Pictures aside, write out every record exactly as it appears.

━━ Material shown ━━

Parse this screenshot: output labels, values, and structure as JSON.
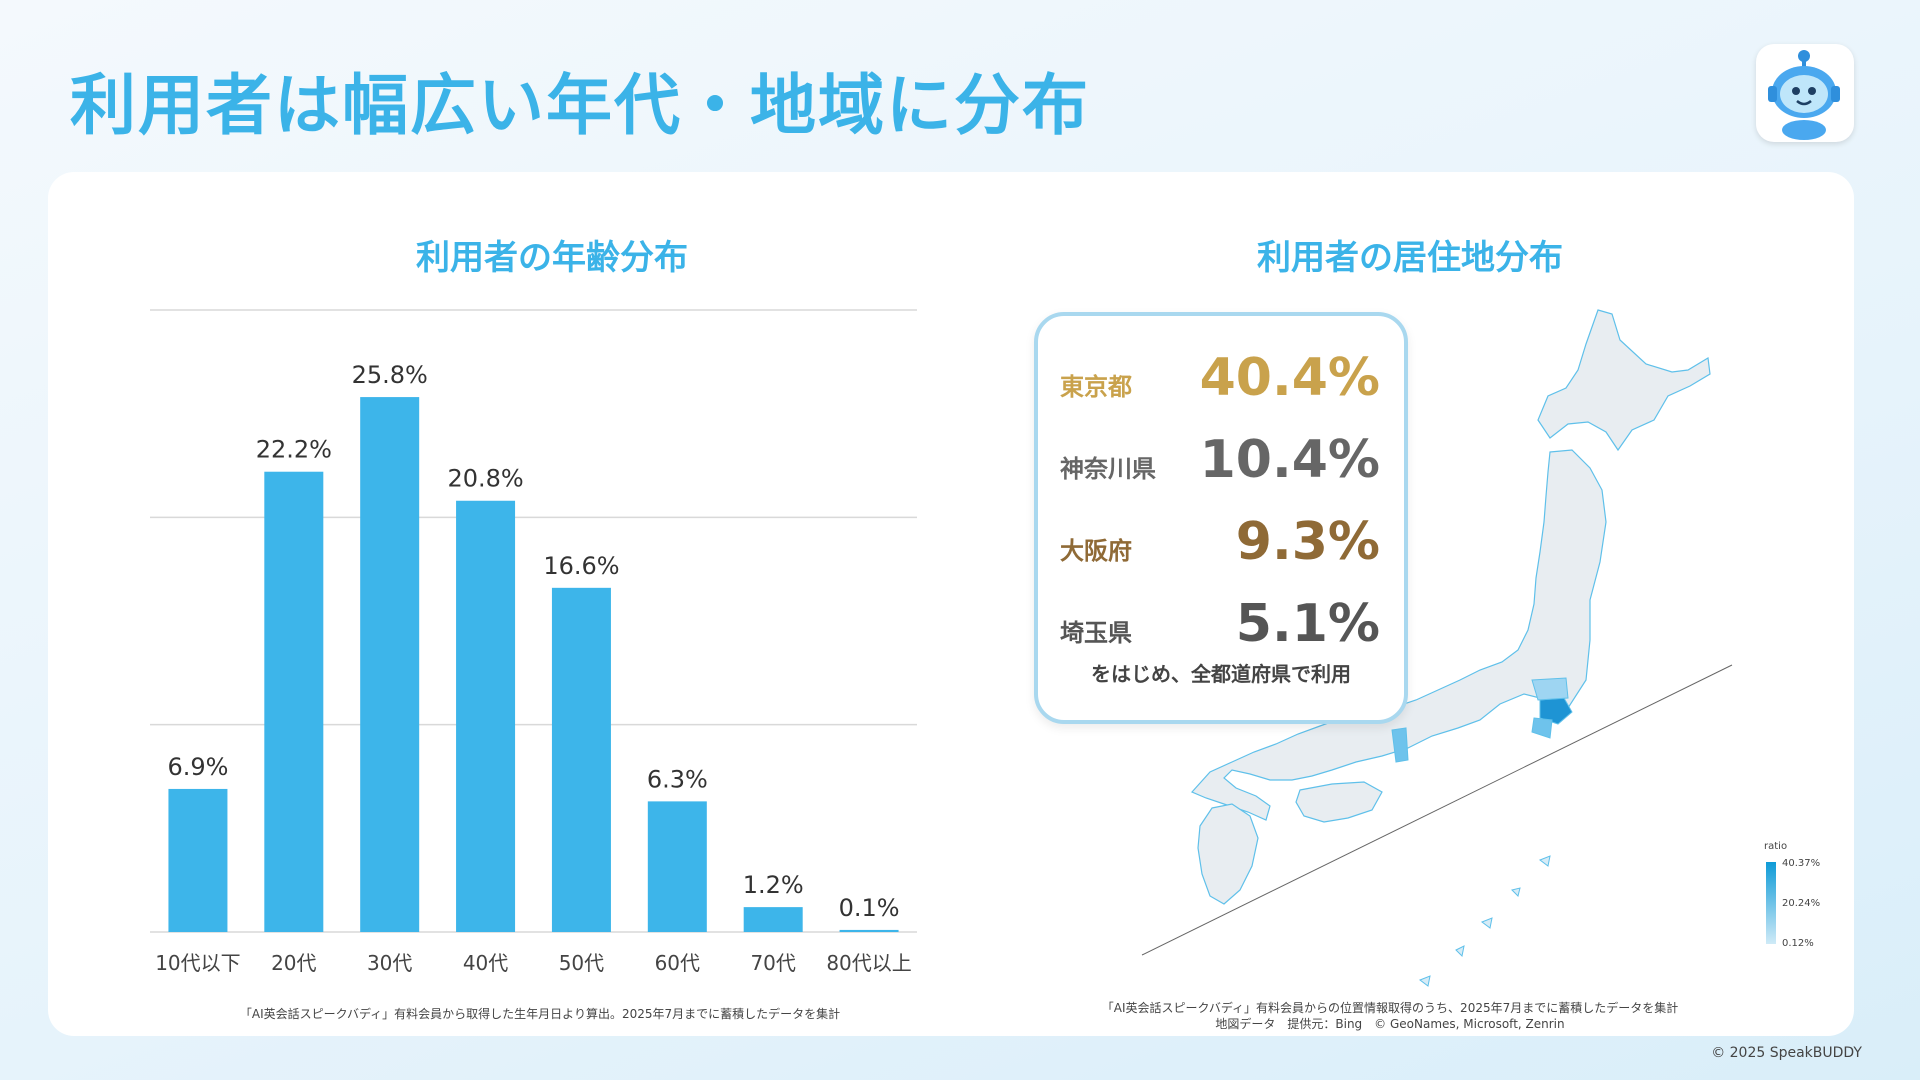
{
  "title": "利用者は幅広い年代・地域に分布",
  "age_panel": {
    "title": "利用者の年齢分布",
    "note": "「AI英会話スピークバディ」有料会員から取得した生年月日より算出。2025年7月までに蓄積したデータを集計"
  },
  "region_panel": {
    "title": "利用者の居住地分布",
    "stats": [
      {
        "name": "東京都",
        "value": "40.4%",
        "color": "#c9a24c"
      },
      {
        "name": "神奈川県",
        "value": "10.4%",
        "color": "#666666"
      },
      {
        "name": "大阪府",
        "value": "9.3%",
        "color": "#8f6a36"
      },
      {
        "name": "埼玉県",
        "value": "5.1%",
        "color": "#555555"
      }
    ],
    "stats_footer": "をはじめ、全都道府県で利用",
    "legend": {
      "title": "ratio",
      "ticks": [
        "40.37%",
        "20.24%",
        "0.12%"
      ]
    },
    "note_line1": "「AI英会話スピークバディ」有料会員からの位置情報取得のうち、2025年7月までに蓄積したデータを集計",
    "note_line2": "地図データ　提供元：Bing　© GeoNames, Microsoft, Zenrin"
  },
  "copyright": "© 2025 SpeakBUDDY",
  "colors": {
    "accent": "#3bb3e8",
    "bar": "#3db5ea"
  },
  "chart_data": {
    "type": "bar",
    "categories": [
      "10代以下",
      "20代",
      "30代",
      "40代",
      "50代",
      "60代",
      "70代",
      "80代以上"
    ],
    "values": [
      6.9,
      22.2,
      25.8,
      20.8,
      16.6,
      6.3,
      1.2,
      0.1
    ],
    "value_labels": [
      "6.9%",
      "22.2%",
      "25.8%",
      "20.8%",
      "16.6%",
      "6.3%",
      "1.2%",
      "0.1%"
    ],
    "title": "利用者の年齢分布",
    "ylim": [
      0,
      30
    ],
    "grid": true
  }
}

━━━

■ **Exercise output**
Parse this screenshot: output labels, values, and structure as JSON.
{
  "title": "利用者は幅広い年代・地域に分布",
  "age_panel": {
    "title": "利用者の年齢分布",
    "note": "「AI英会話スピークバディ」有料会員から取得した生年月日より算出。2025年7月までに蓄積したデータを集計"
  },
  "region_panel": {
    "title": "利用者の居住地分布",
    "stats": [
      {
        "name": "東京都",
        "value": "40.4%",
        "color": "#c9a24c"
      },
      {
        "name": "神奈川県",
        "value": "10.4%",
        "color": "#666666"
      },
      {
        "name": "大阪府",
        "value": "9.3%",
        "color": "#8f6a36"
      },
      {
        "name": "埼玉県",
        "value": "5.1%",
        "color": "#555555"
      }
    ],
    "stats_footer": "をはじめ、全都道府県で利用",
    "legend": {
      "title": "ratio",
      "ticks": [
        "40.37%",
        "20.24%",
        "0.12%"
      ]
    },
    "note_line1": "「AI英会話スピークバディ」有料会員からの位置情報取得のうち、2025年7月までに蓄積したデータを集計",
    "note_line2": "地図データ　提供元：Bing　© GeoNames, Microsoft, Zenrin"
  },
  "copyright": "© 2025 SpeakBUDDY",
  "colors": {
    "accent": "#3bb3e8",
    "bar": "#3db5ea"
  },
  "chart_data": {
    "type": "bar",
    "categories": [
      "10代以下",
      "20代",
      "30代",
      "40代",
      "50代",
      "60代",
      "70代",
      "80代以上"
    ],
    "values": [
      6.9,
      22.2,
      25.8,
      20.8,
      16.6,
      6.3,
      1.2,
      0.1
    ],
    "value_labels": [
      "6.9%",
      "22.2%",
      "25.8%",
      "20.8%",
      "16.6%",
      "6.3%",
      "1.2%",
      "0.1%"
    ],
    "title": "利用者の年齢分布",
    "ylim": [
      0,
      30
    ],
    "grid": true
  }
}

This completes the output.